# [EXERCISE INSTRUCTIONS]
For the data below, work out how many lines contain the word "normalsound" and supply only that number.

# [RECORDS]
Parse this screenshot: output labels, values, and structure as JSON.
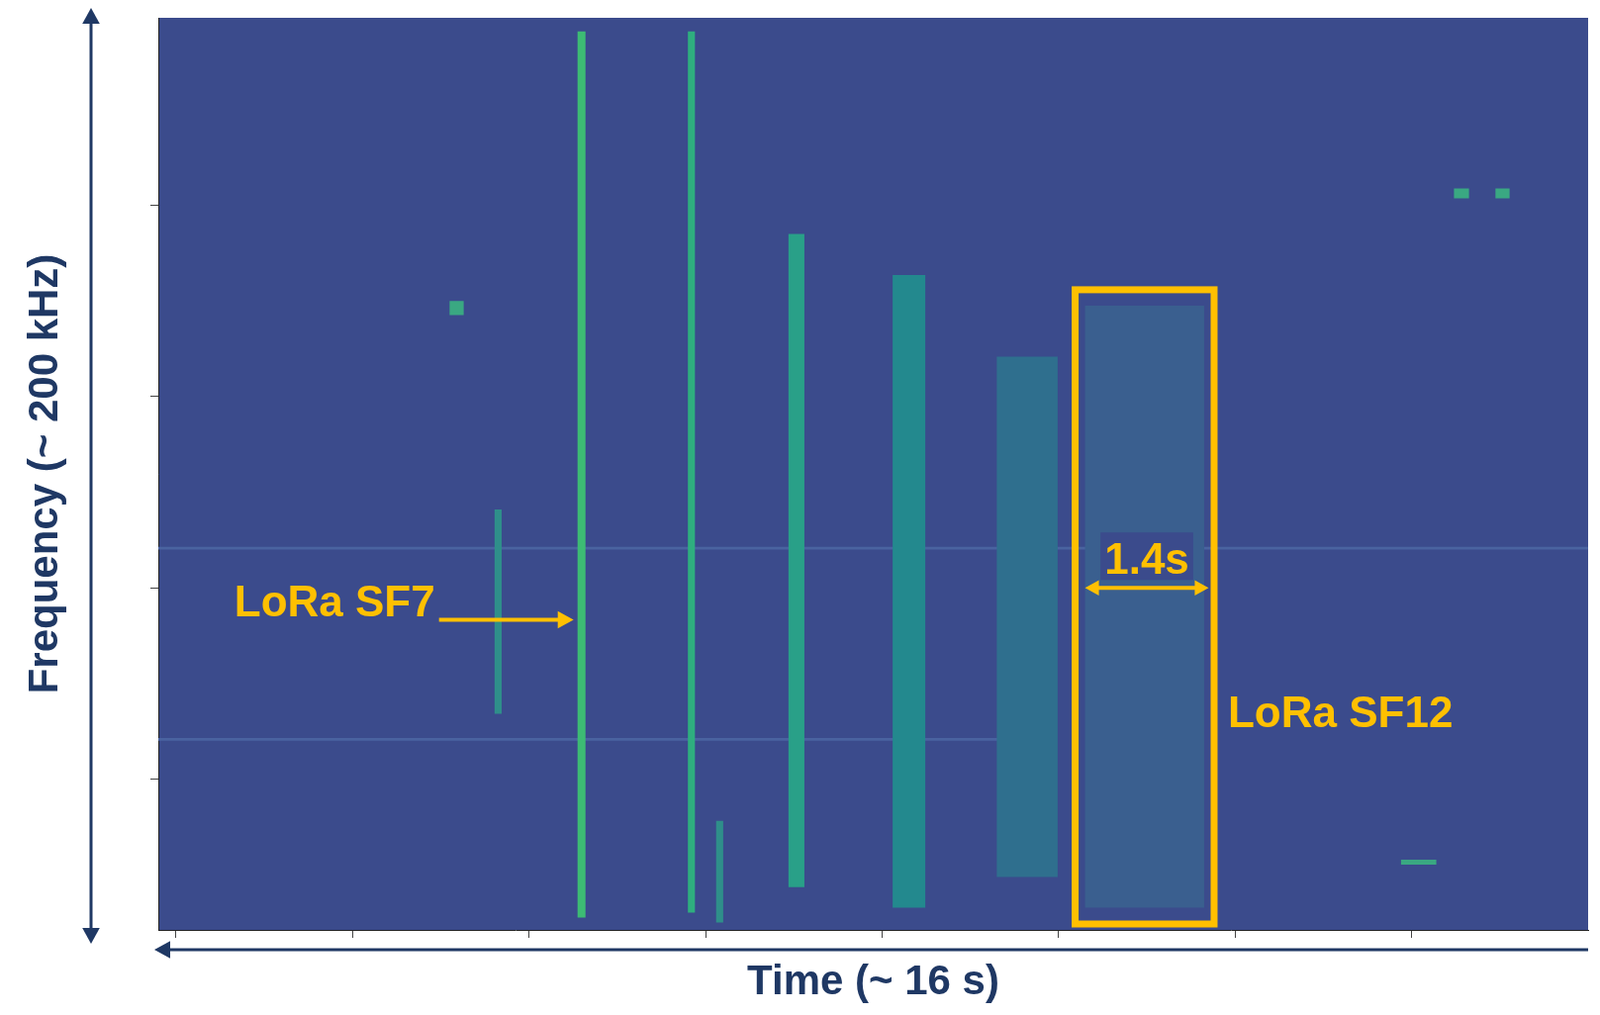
{
  "chart_data": {
    "type": "spectrogram",
    "x_label": "Time (~ 16 s)",
    "y_label": "Frequency (~ 200 kHz)",
    "xlim": [
      -0.2,
      16.0
    ],
    "xticks": [
      0,
      2,
      4,
      6,
      8,
      10,
      12,
      14
    ],
    "ylim": [
      0,
      200
    ],
    "yticks": [
      33,
      75,
      117,
      159
    ],
    "tick_labels": false,
    "grid": false,
    "bursts": [
      {
        "x": [
          4.55,
          4.64
        ],
        "y": [
          2.7,
          197
        ],
        "color": "#3dbb74",
        "name": "LoRa SF7"
      },
      {
        "x": [
          5.8,
          5.88
        ],
        "y": [
          3.8,
          197
        ],
        "color": "#2fae7f"
      },
      {
        "x": [
          6.94,
          7.12
        ],
        "y": [
          9.4,
          152.6
        ],
        "color": "#29a088"
      },
      {
        "x": [
          8.12,
          8.49
        ],
        "y": [
          4.9,
          143.6
        ],
        "color": "#23898e"
      },
      {
        "x": [
          9.3,
          9.99
        ],
        "y": [
          11.6,
          125.7
        ],
        "color": "#2f6f8e"
      },
      {
        "x": [
          10.3,
          11.65
        ],
        "y": [
          4.9,
          136.9
        ],
        "color": "#3a5f8f",
        "name": "LoRa SF12",
        "duration": {
          "value": 1.4,
          "label": "1.4s"
        }
      },
      {
        "x": [
          3.1,
          3.26
        ],
        "y": [
          134.8,
          137.9
        ],
        "color": "#3aa882"
      },
      {
        "x": [
          3.61,
          3.69
        ],
        "y": [
          47.4,
          92.2
        ],
        "color": "#2f8f8a"
      },
      {
        "x": [
          6.12,
          6.2
        ],
        "y": [
          1.6,
          23.9
        ],
        "color": "#2f8f8a"
      },
      {
        "x": [
          14.48,
          14.65
        ],
        "y": [
          160.4,
          162.6
        ],
        "color": "#3aa882"
      },
      {
        "x": [
          14.95,
          15.11
        ],
        "y": [
          160.4,
          162.6
        ],
        "color": "#3aa882"
      },
      {
        "x": [
          13.88,
          14.28
        ],
        "y": [
          14.3,
          15.4
        ],
        "color": "#3aa882"
      },
      {
        "x": [
          -0.2,
          16.0
        ],
        "y": [
          83.4,
          84.0
        ],
        "color": "#4a63a0"
      },
      {
        "x": [
          -0.2,
          9.5
        ],
        "y": [
          41.5,
          42.1
        ],
        "color": "#4a63a0"
      }
    ]
  }
}
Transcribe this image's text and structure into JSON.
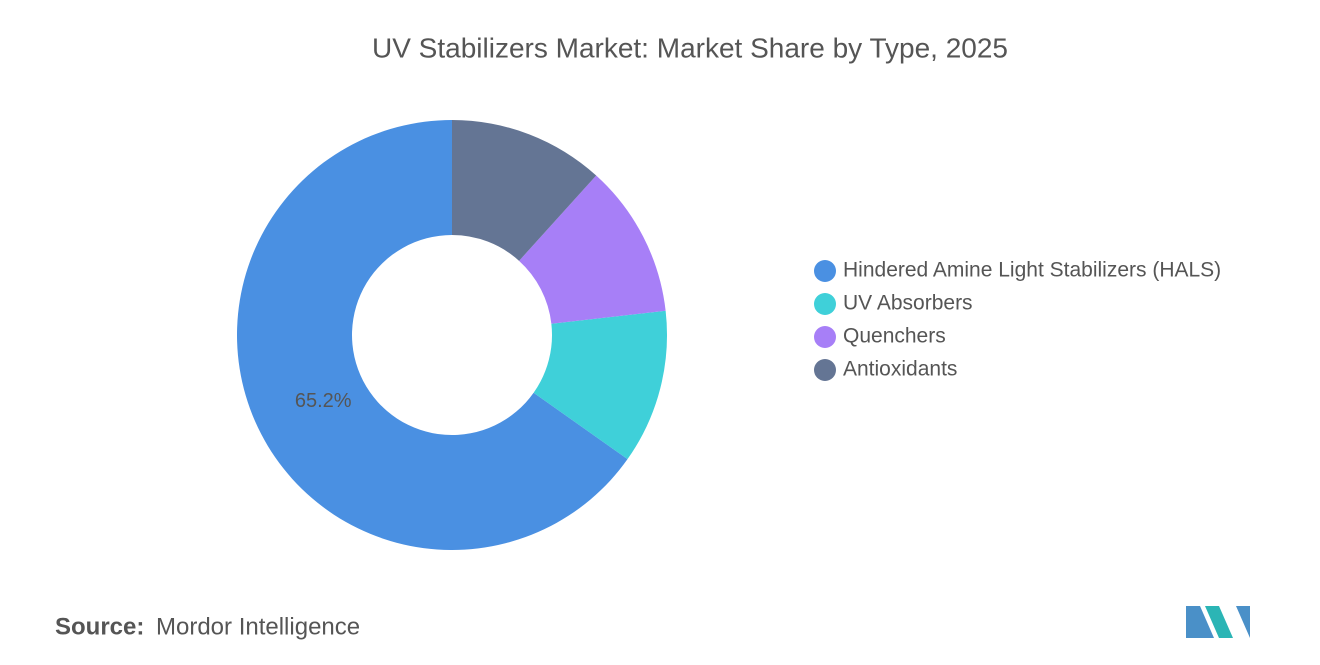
{
  "chart_data": {
    "type": "donut",
    "title": "UV Stabilizers Market: Market Share by Type, 2025",
    "categories": [
      "Hindered Amine Light Stabilizers (HALS)",
      "UV Absorbers",
      "Quenchers",
      "Antioxidants"
    ],
    "values": [
      65.2,
      11.6,
      11.5,
      11.7
    ],
    "value_labels": [
      "65.2%",
      null,
      null,
      null
    ],
    "colors": [
      "#4a90e2",
      "#3fd0d9",
      "#a77ff7",
      "#647594"
    ],
    "legend": "right"
  },
  "source": {
    "label": "Source:",
    "text": "Mordor Intelligence"
  }
}
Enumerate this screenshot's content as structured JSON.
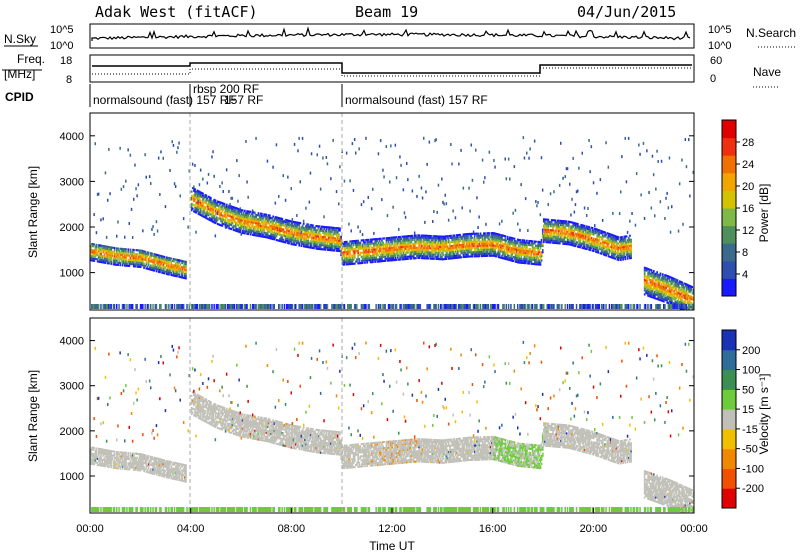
{
  "header": {
    "station": "Adak West (fitACF)",
    "beam": "Beam 19",
    "date": "04/Jun/2015"
  },
  "summary_panels": {
    "nsky_label": "N.Sky",
    "nsky_ticks": [
      "10^5",
      "10^0"
    ],
    "nsearch_label": "N.Search",
    "freq_label_1": "Freq.",
    "freq_label_2": "[MHz]",
    "freq_ticks": [
      "18",
      "8"
    ],
    "nave_label": "Nave",
    "nave_ticks": [
      "60",
      "0"
    ],
    "cpid_label": "CPID",
    "cpid_segments": [
      "normalsound (fast) 157 RF",
      "rbsp 200 RF",
      "normalsound (fast) 157 RF"
    ],
    "rbsp_label_2": "157 RF"
  },
  "colors": {
    "ground": "#a8a8a8",
    "grid_dash": "#999999",
    "power_scale": [
      "#1a1aff",
      "#2e4fae",
      "#3a6b8a",
      "#4f8f5c",
      "#7fb845",
      "#d4c200",
      "#f2a400",
      "#f07000",
      "#ee3010",
      "#e00000"
    ],
    "velocity_scale": [
      "#1a32b4",
      "#2e6d9a",
      "#3c8f50",
      "#6ecb3c",
      "#c0c0b8",
      "#f0c000",
      "#f08800",
      "#f05000",
      "#e00000"
    ]
  },
  "chart_data": [
    {
      "type": "heatmap",
      "panel": "power",
      "xlabel": "",
      "ylabel": "Slant Range [km]",
      "yticks": [
        "4000",
        "3000",
        "2000",
        "1000"
      ],
      "ylim": [
        180,
        4500
      ],
      "xlim_hours": [
        0,
        24
      ],
      "colorbar_label": "Power [dB]",
      "colorbar_ticks": [
        "28",
        "24",
        "20",
        "16",
        "12",
        "8",
        "4"
      ],
      "colorbar_range": [
        0,
        32
      ],
      "features": [
        {
          "name": "main-echo",
          "x_hours": [
            4.0,
            5.0,
            6.0,
            7.0,
            8.0,
            9.0,
            9.9,
            10.0,
            11.0,
            12.0,
            13.0,
            14.0,
            15.0,
            16.0,
            17.0,
            17.9,
            18.0,
            19.0,
            20.0,
            21.0,
            21.5
          ],
          "y_km": [
            2600,
            2300,
            2100,
            2000,
            1850,
            1750,
            1700,
            1400,
            1450,
            1500,
            1550,
            1520,
            1580,
            1600,
            1450,
            1400,
            1900,
            1850,
            1700,
            1500,
            1550
          ],
          "width_km": 250
        },
        {
          "name": "lower-band",
          "x_hours": [
            0.0,
            1.0,
            2.0,
            3.0,
            3.8
          ],
          "y_km": [
            1450,
            1350,
            1300,
            1150,
            1050
          ],
          "width_km": 200
        },
        {
          "name": "late-echo",
          "x_hours": [
            22.0,
            23.0,
            24.0
          ],
          "y_km": [
            800,
            600,
            350
          ],
          "width_km": 300
        }
      ]
    },
    {
      "type": "heatmap",
      "panel": "velocity",
      "xlabel": "Time UT",
      "ylabel": "Slant Range [km]",
      "yticks": [
        "4000",
        "3000",
        "2000",
        "1000"
      ],
      "ylim": [
        180,
        4500
      ],
      "xticks": [
        "00:00",
        "04:00",
        "08:00",
        "12:00",
        "16:00",
        "20:00",
        "00:00"
      ],
      "xlim_hours": [
        0,
        24
      ],
      "colorbar_label": "Velocity [m s⁻¹]",
      "colorbar_ticks": [
        "200",
        "100",
        "50",
        "15",
        "-15",
        "-50",
        "-100",
        "-200"
      ],
      "colorbar_range": [
        -250,
        250
      ]
    }
  ]
}
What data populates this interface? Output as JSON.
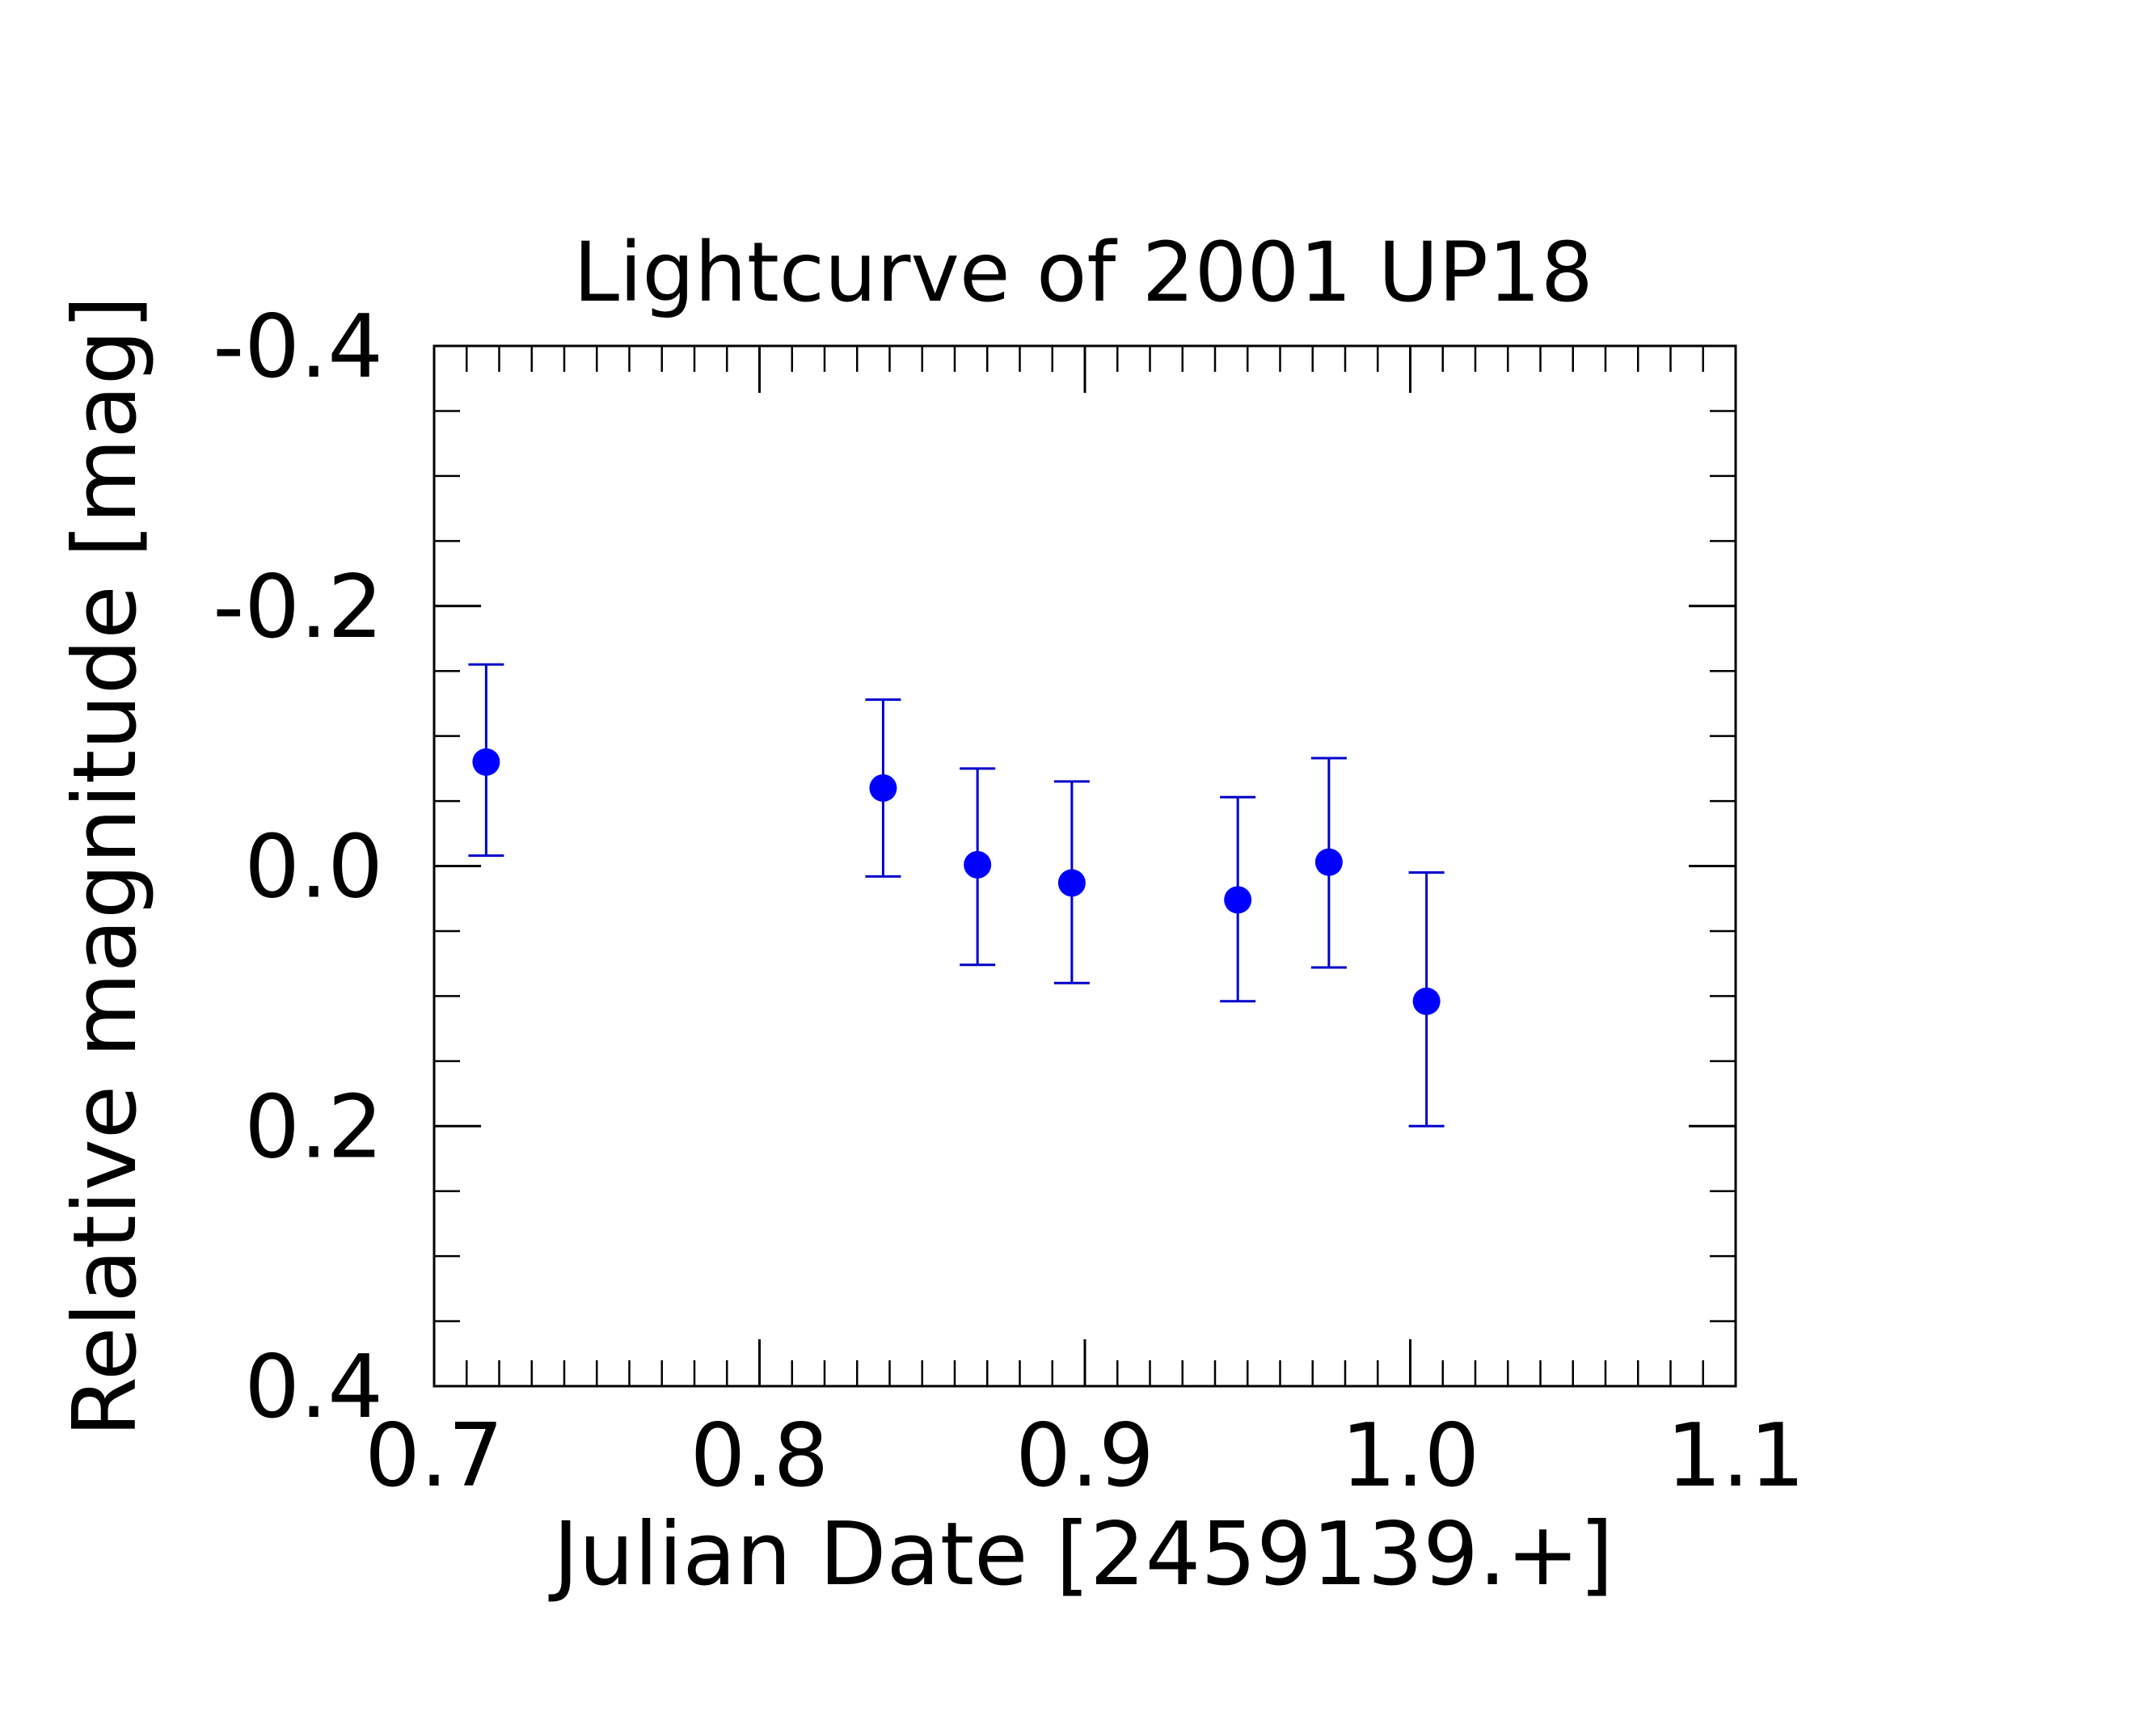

# [CORRECT RESULT]
2